[Request]: Below are the records; reproduce all of them exactly but without any images.
Materials provided start
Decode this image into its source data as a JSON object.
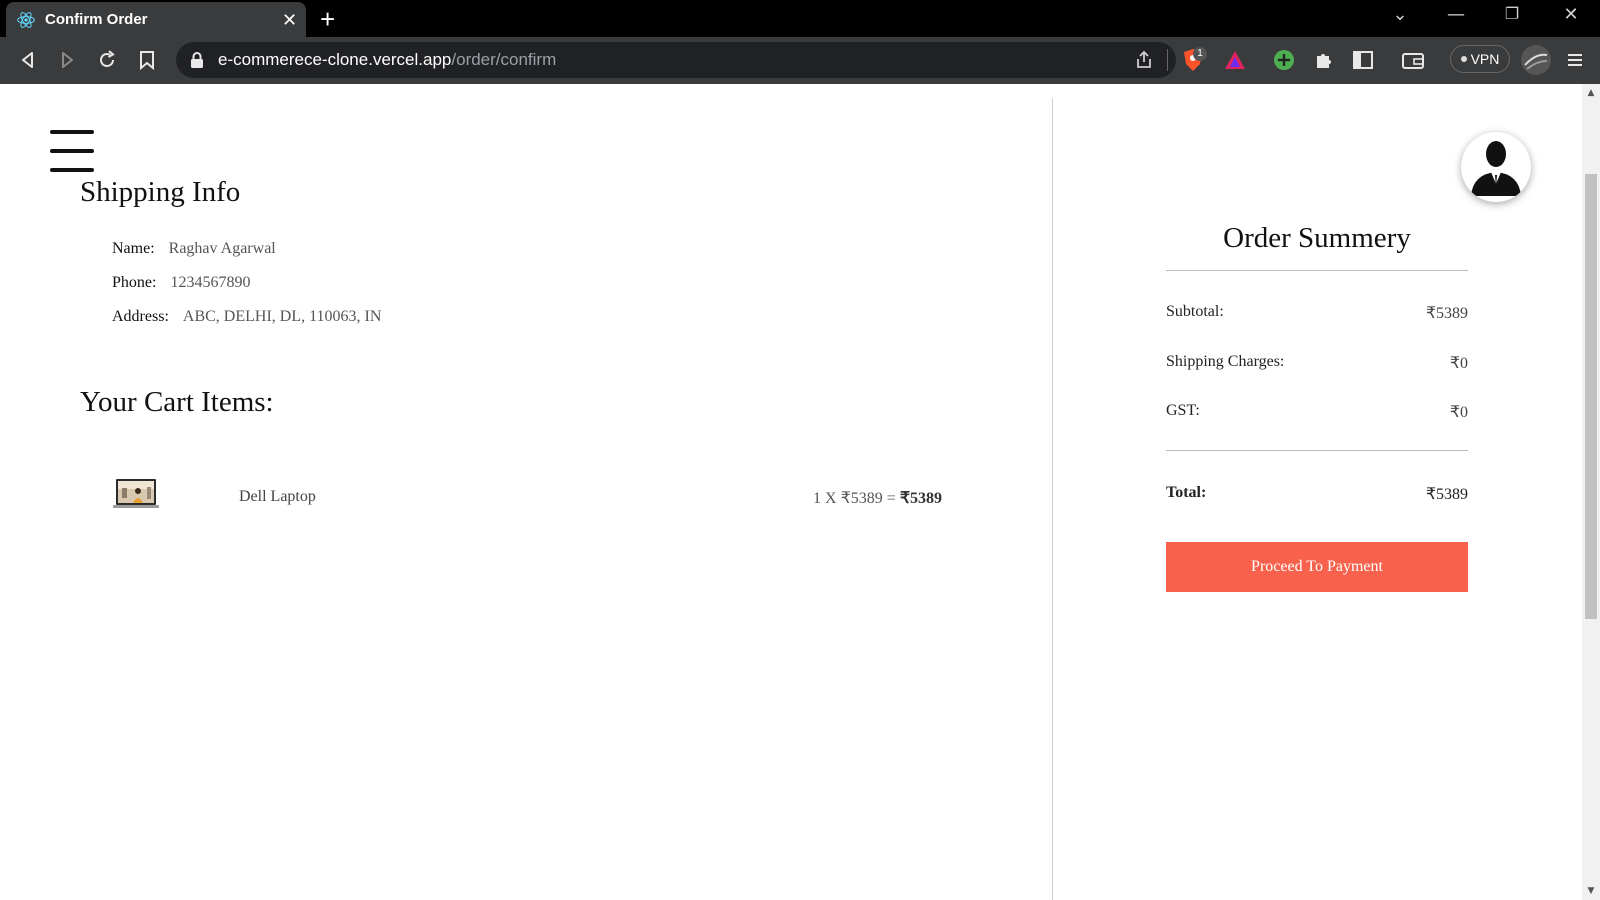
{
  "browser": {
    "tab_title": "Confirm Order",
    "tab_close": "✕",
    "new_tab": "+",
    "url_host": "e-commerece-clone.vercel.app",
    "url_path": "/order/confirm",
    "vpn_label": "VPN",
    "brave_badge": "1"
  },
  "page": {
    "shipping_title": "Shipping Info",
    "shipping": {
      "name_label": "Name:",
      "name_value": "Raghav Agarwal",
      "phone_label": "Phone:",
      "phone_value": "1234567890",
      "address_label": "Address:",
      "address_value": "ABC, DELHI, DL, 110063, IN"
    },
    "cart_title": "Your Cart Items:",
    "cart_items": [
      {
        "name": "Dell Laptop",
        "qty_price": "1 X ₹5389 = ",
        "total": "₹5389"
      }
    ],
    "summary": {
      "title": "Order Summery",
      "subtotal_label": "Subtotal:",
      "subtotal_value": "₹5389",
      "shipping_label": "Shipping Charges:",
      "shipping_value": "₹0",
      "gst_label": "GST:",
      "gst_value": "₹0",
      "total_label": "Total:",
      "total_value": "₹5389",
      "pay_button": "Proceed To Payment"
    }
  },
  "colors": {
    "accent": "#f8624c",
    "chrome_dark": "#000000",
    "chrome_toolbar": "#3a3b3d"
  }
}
Materials provided end
[Answer to this exercise]:
Decode this image into its source data as a JSON object.
{
  "browser": {
    "tab_title": "Confirm Order",
    "tab_close": "✕",
    "new_tab": "+",
    "url_host": "e-commerece-clone.vercel.app",
    "url_path": "/order/confirm",
    "vpn_label": "VPN",
    "brave_badge": "1"
  },
  "page": {
    "shipping_title": "Shipping Info",
    "shipping": {
      "name_label": "Name:",
      "name_value": "Raghav Agarwal",
      "phone_label": "Phone:",
      "phone_value": "1234567890",
      "address_label": "Address:",
      "address_value": "ABC, DELHI, DL, 110063, IN"
    },
    "cart_title": "Your Cart Items:",
    "cart_items": [
      {
        "name": "Dell Laptop",
        "qty_price": "1 X ₹5389 = ",
        "total": "₹5389"
      }
    ],
    "summary": {
      "title": "Order Summery",
      "subtotal_label": "Subtotal:",
      "subtotal_value": "₹5389",
      "shipping_label": "Shipping Charges:",
      "shipping_value": "₹0",
      "gst_label": "GST:",
      "gst_value": "₹0",
      "total_label": "Total:",
      "total_value": "₹5389",
      "pay_button": "Proceed To Payment"
    }
  },
  "colors": {
    "accent": "#f8624c",
    "chrome_dark": "#000000",
    "chrome_toolbar": "#3a3b3d"
  }
}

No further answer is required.